* **STATED GOAL**
Without the pictures, return each record as it appears.

* **EXERCISE INPUTS**
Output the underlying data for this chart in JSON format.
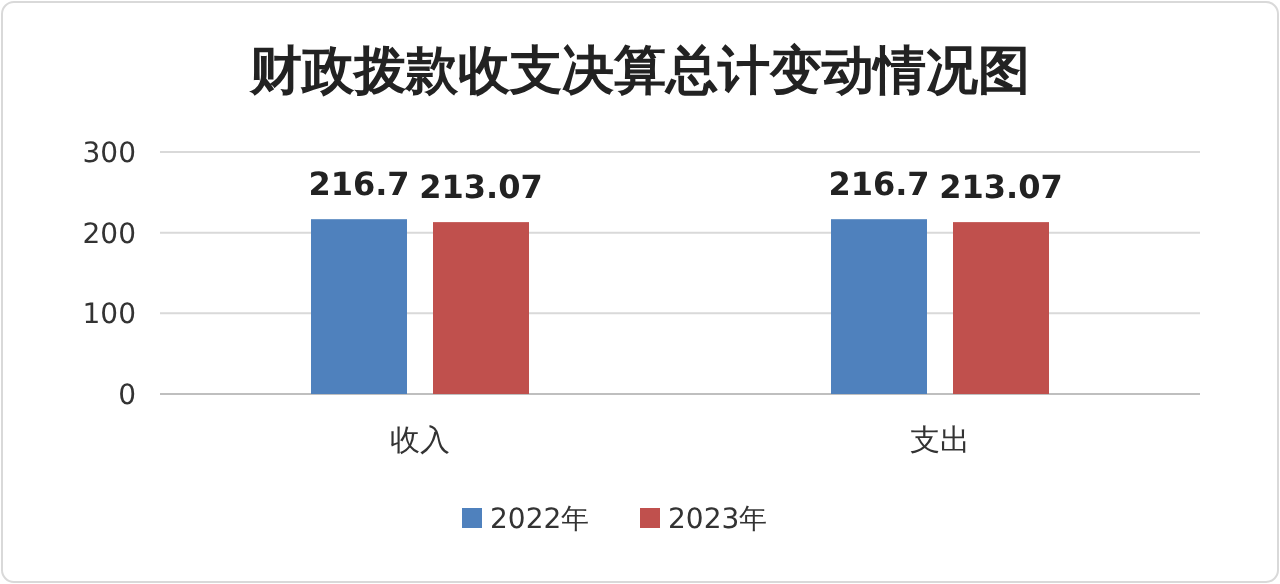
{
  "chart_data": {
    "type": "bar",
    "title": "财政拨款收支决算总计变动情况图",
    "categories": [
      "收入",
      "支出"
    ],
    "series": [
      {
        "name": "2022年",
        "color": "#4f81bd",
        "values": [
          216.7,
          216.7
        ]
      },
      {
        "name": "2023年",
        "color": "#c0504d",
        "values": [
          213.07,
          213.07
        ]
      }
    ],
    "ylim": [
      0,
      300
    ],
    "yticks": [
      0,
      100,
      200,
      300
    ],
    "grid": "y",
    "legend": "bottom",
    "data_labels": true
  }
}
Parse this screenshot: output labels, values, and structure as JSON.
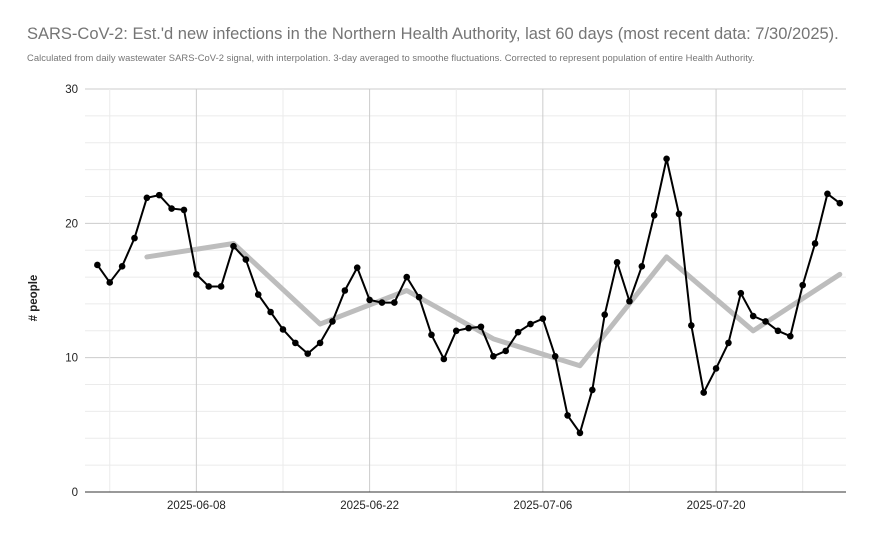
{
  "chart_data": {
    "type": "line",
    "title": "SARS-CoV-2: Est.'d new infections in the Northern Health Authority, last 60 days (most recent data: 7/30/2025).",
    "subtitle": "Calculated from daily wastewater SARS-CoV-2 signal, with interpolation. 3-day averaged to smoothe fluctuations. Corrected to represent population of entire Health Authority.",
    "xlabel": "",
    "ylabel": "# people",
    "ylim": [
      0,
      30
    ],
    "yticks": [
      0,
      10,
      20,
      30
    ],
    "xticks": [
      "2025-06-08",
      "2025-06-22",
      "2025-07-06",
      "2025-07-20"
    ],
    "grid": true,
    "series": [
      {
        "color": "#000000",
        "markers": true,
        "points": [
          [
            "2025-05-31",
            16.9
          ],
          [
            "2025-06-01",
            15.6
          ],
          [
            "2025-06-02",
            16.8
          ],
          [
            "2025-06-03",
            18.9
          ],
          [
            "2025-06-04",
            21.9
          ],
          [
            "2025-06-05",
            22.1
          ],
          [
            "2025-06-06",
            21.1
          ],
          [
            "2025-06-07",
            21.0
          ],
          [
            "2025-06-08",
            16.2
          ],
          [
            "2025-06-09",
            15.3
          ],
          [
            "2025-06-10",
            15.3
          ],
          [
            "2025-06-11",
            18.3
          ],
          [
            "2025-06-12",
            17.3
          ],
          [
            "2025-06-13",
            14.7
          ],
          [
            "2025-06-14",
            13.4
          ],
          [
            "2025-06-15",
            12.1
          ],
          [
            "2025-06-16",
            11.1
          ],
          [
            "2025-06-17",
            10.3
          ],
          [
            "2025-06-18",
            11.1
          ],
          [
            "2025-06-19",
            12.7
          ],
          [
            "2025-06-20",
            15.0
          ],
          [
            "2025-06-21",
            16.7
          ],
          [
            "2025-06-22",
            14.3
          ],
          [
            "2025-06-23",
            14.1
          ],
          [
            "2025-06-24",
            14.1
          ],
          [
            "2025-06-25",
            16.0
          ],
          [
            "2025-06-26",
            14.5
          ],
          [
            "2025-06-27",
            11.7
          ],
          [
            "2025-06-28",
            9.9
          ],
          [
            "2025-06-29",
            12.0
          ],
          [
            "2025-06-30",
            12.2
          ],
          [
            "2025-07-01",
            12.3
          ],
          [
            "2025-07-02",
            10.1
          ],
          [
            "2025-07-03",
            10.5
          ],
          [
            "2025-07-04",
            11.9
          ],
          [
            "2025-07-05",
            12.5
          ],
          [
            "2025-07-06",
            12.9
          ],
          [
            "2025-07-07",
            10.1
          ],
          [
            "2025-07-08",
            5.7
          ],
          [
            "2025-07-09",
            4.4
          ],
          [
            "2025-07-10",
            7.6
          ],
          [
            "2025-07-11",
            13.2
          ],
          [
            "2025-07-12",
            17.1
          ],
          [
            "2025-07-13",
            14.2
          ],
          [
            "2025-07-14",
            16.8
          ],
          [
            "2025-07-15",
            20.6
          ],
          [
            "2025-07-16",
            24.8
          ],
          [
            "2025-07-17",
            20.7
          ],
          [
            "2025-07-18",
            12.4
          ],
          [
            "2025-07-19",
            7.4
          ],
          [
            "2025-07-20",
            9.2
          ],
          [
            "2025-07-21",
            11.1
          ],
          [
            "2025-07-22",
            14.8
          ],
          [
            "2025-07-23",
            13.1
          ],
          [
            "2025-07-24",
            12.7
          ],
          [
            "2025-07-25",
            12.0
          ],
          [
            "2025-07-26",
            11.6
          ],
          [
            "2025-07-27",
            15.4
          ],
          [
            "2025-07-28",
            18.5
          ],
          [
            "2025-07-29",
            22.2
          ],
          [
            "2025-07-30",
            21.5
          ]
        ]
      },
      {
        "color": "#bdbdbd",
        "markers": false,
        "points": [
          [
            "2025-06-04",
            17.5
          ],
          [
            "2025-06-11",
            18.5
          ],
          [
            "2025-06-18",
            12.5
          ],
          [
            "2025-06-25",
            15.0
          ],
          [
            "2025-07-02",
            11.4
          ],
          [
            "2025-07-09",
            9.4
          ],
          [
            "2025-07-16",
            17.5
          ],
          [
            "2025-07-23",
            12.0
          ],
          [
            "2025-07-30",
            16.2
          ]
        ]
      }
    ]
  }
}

* **TASK RESULT**
Output the underlying data for this chart in JSON format.
{
  "chart_data": {
    "type": "bar",
    "title": "财政拨款收支决算总计变动情况图",
    "categories": [
      "收入",
      "支出"
    ],
    "series": [
      {
        "name": "2022年",
        "color": "#4f81bd",
        "values": [
          216.7,
          216.7
        ]
      },
      {
        "name": "2023年",
        "color": "#c0504d",
        "values": [
          213.07,
          213.07
        ]
      }
    ],
    "ylim": [
      0,
      300
    ],
    "yticks": [
      0,
      100,
      200,
      300
    ],
    "grid": "y",
    "legend": "bottom",
    "data_labels": true
  }
}
Parse this screenshot: output labels, values, and structure as JSON.
{
  "chart_data": {
    "type": "line",
    "title": "SARS-CoV-2: Est.'d new infections in the Northern Health Authority, last 60 days (most recent data: 7/30/2025).",
    "subtitle": "Calculated from daily wastewater SARS-CoV-2 signal, with interpolation. 3-day averaged to smoothe fluctuations. Corrected to represent population of entire Health Authority.",
    "xlabel": "",
    "ylabel": "# people",
    "ylim": [
      0,
      30
    ],
    "yticks": [
      0,
      10,
      20,
      30
    ],
    "xticks": [
      "2025-06-08",
      "2025-06-22",
      "2025-07-06",
      "2025-07-20"
    ],
    "grid": true,
    "series": [
      {
        "color": "#000000",
        "markers": true,
        "points": [
          [
            "2025-05-31",
            16.9
          ],
          [
            "2025-06-01",
            15.6
          ],
          [
            "2025-06-02",
            16.8
          ],
          [
            "2025-06-03",
            18.9
          ],
          [
            "2025-06-04",
            21.9
          ],
          [
            "2025-06-05",
            22.1
          ],
          [
            "2025-06-06",
            21.1
          ],
          [
            "2025-06-07",
            21.0
          ],
          [
            "2025-06-08",
            16.2
          ],
          [
            "2025-06-09",
            15.3
          ],
          [
            "2025-06-10",
            15.3
          ],
          [
            "2025-06-11",
            18.3
          ],
          [
            "2025-06-12",
            17.3
          ],
          [
            "2025-06-13",
            14.7
          ],
          [
            "2025-06-14",
            13.4
          ],
          [
            "2025-06-15",
            12.1
          ],
          [
            "2025-06-16",
            11.1
          ],
          [
            "2025-06-17",
            10.3
          ],
          [
            "2025-06-18",
            11.1
          ],
          [
            "2025-06-19",
            12.7
          ],
          [
            "2025-06-20",
            15.0
          ],
          [
            "2025-06-21",
            16.7
          ],
          [
            "2025-06-22",
            14.3
          ],
          [
            "2025-06-23",
            14.1
          ],
          [
            "2025-06-24",
            14.1
          ],
          [
            "2025-06-25",
            16.0
          ],
          [
            "2025-06-26",
            14.5
          ],
          [
            "2025-06-27",
            11.7
          ],
          [
            "2025-06-28",
            9.9
          ],
          [
            "2025-06-29",
            12.0
          ],
          [
            "2025-06-30",
            12.2
          ],
          [
            "2025-07-01",
            12.3
          ],
          [
            "2025-07-02",
            10.1
          ],
          [
            "2025-07-03",
            10.5
          ],
          [
            "2025-07-04",
            11.9
          ],
          [
            "2025-07-05",
            12.5
          ],
          [
            "2025-07-06",
            12.9
          ],
          [
            "2025-07-07",
            10.1
          ],
          [
            "2025-07-08",
            5.7
          ],
          [
            "2025-07-09",
            4.4
          ],
          [
            "2025-07-10",
            7.6
          ],
          [
            "2025-07-11",
            13.2
          ],
          [
            "2025-07-12",
            17.1
          ],
          [
            "2025-07-13",
            14.2
          ],
          [
            "2025-07-14",
            16.8
          ],
          [
            "2025-07-15",
            20.6
          ],
          [
            "2025-07-16",
            24.8
          ],
          [
            "2025-07-17",
            20.7
          ],
          [
            "2025-07-18",
            12.4
          ],
          [
            "2025-07-19",
            7.4
          ],
          [
            "2025-07-20",
            9.2
          ],
          [
            "2025-07-21",
            11.1
          ],
          [
            "2025-07-22",
            14.8
          ],
          [
            "2025-07-23",
            13.1
          ],
          [
            "2025-07-24",
            12.7
          ],
          [
            "2025-07-25",
            12.0
          ],
          [
            "2025-07-26",
            11.6
          ],
          [
            "2025-07-27",
            15.4
          ],
          [
            "2025-07-28",
            18.5
          ],
          [
            "2025-07-29",
            22.2
          ],
          [
            "2025-07-30",
            21.5
          ]
        ]
      },
      {
        "color": "#bdbdbd",
        "markers": false,
        "points": [
          [
            "2025-06-04",
            17.5
          ],
          [
            "2025-06-11",
            18.5
          ],
          [
            "2025-06-18",
            12.5
          ],
          [
            "2025-06-25",
            15.0
          ],
          [
            "2025-07-02",
            11.4
          ],
          [
            "2025-07-09",
            9.4
          ],
          [
            "2025-07-16",
            17.5
          ],
          [
            "2025-07-23",
            12.0
          ],
          [
            "2025-07-30",
            16.2
          ]
        ]
      }
    ]
  }
}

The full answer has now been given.